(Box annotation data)
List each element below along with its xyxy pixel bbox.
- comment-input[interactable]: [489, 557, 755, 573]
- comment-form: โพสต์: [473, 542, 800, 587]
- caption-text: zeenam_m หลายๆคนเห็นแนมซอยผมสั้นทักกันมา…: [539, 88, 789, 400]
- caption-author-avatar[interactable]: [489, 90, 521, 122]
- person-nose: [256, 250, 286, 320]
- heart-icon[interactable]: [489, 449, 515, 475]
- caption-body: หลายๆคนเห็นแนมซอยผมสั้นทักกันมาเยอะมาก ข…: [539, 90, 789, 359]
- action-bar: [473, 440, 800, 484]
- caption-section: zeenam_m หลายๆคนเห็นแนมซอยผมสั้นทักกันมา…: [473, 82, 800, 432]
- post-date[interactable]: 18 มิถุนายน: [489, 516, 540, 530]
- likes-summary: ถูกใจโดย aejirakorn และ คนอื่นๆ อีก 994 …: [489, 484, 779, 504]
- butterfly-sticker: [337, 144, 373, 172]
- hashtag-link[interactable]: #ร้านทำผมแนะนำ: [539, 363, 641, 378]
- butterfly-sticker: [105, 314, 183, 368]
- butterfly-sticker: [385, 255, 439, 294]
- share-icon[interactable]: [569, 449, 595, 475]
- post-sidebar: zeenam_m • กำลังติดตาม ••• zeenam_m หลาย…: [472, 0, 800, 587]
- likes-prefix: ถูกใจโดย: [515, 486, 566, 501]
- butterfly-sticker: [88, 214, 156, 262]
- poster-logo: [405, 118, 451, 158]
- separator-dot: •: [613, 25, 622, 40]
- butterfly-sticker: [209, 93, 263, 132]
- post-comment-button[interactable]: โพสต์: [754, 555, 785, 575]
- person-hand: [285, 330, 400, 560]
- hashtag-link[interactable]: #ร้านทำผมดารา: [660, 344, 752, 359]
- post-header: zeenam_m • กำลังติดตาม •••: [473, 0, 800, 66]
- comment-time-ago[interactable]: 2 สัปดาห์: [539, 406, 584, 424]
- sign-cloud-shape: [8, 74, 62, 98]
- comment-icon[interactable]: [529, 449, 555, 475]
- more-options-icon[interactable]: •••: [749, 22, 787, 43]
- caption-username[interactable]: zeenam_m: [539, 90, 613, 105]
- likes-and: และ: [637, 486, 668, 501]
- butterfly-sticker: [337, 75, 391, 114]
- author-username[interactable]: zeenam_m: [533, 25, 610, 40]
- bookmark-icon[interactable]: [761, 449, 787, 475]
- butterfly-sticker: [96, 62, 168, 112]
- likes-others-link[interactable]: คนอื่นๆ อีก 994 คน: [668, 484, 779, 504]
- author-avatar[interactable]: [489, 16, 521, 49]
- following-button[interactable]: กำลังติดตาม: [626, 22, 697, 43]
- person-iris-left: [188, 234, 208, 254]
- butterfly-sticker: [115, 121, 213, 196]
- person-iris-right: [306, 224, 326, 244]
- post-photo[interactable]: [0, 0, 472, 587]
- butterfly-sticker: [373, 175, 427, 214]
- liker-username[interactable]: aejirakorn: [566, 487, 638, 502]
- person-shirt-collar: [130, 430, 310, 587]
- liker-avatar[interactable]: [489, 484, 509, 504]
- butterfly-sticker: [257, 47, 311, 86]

> Task to complete
Rewrite all of the lines above, changing every "butterfly-sticker" to "butterfly-decal" and leaving everything else the same.

> Answer to the problem
List each element below along with its xyxy pixel bbox.
- comment-input[interactable]: [489, 557, 755, 573]
- comment-form: โพสต์: [473, 542, 800, 587]
- caption-text: zeenam_m หลายๆคนเห็นแนมซอยผมสั้นทักกันมา…: [539, 88, 789, 400]
- caption-author-avatar[interactable]: [489, 90, 521, 122]
- person-nose: [256, 250, 286, 320]
- heart-icon[interactable]: [489, 449, 515, 475]
- caption-body: หลายๆคนเห็นแนมซอยผมสั้นทักกันมาเยอะมาก ข…: [539, 90, 789, 359]
- action-bar: [473, 440, 800, 484]
- caption-section: zeenam_m หลายๆคนเห็นแนมซอยผมสั้นทักกันมา…: [473, 82, 800, 432]
- post-date[interactable]: 18 มิถุนายน: [489, 516, 540, 530]
- likes-summary: ถูกใจโดย aejirakorn และ คนอื่นๆ อีก 994 …: [489, 484, 779, 504]
- butterfly-decal: [337, 144, 373, 172]
- hashtag-link[interactable]: #ร้านทำผมแนะนำ: [539, 363, 641, 378]
- butterfly-decal: [105, 314, 183, 368]
- butterfly-decal: [385, 255, 439, 294]
- share-icon[interactable]: [569, 449, 595, 475]
- post-sidebar: zeenam_m • กำลังติดตาม ••• zeenam_m หลาย…: [472, 0, 800, 587]
- likes-prefix: ถูกใจโดย: [515, 486, 566, 501]
- butterfly-decal: [88, 214, 156, 262]
- poster-logo: [405, 118, 451, 158]
- separator-dot: •: [613, 25, 622, 40]
- butterfly-decal: [209, 93, 263, 132]
- post-comment-button[interactable]: โพสต์: [754, 555, 785, 575]
- person-hand: [285, 330, 400, 560]
- hashtag-link[interactable]: #ร้านทำผมดารา: [660, 344, 752, 359]
- post-header: zeenam_m • กำลังติดตาม •••: [473, 0, 800, 66]
- comment-time-ago[interactable]: 2 สัปดาห์: [539, 406, 584, 424]
- sign-cloud-shape: [8, 74, 62, 98]
- comment-icon[interactable]: [529, 449, 555, 475]
- more-options-icon[interactable]: •••: [749, 22, 787, 43]
- caption-username[interactable]: zeenam_m: [539, 90, 613, 105]
- likes-and: และ: [637, 486, 668, 501]
- butterfly-decal: [337, 75, 391, 114]
- author-username[interactable]: zeenam_m: [533, 25, 610, 40]
- bookmark-icon[interactable]: [761, 449, 787, 475]
- butterfly-decal: [96, 62, 168, 112]
- likes-others-link[interactable]: คนอื่นๆ อีก 994 คน: [668, 484, 779, 504]
- author-avatar[interactable]: [489, 16, 521, 49]
- following-button[interactable]: กำลังติดตาม: [626, 22, 697, 43]
- person-iris-left: [188, 234, 208, 254]
- butterfly-decal: [115, 121, 213, 196]
- person-iris-right: [306, 224, 326, 244]
- post-photo[interactable]: [0, 0, 472, 587]
- butterfly-decal: [373, 175, 427, 214]
- liker-username[interactable]: aejirakorn: [566, 487, 638, 502]
- person-shirt-collar: [130, 430, 310, 587]
- liker-avatar[interactable]: [489, 484, 509, 504]
- butterfly-decal: [257, 47, 311, 86]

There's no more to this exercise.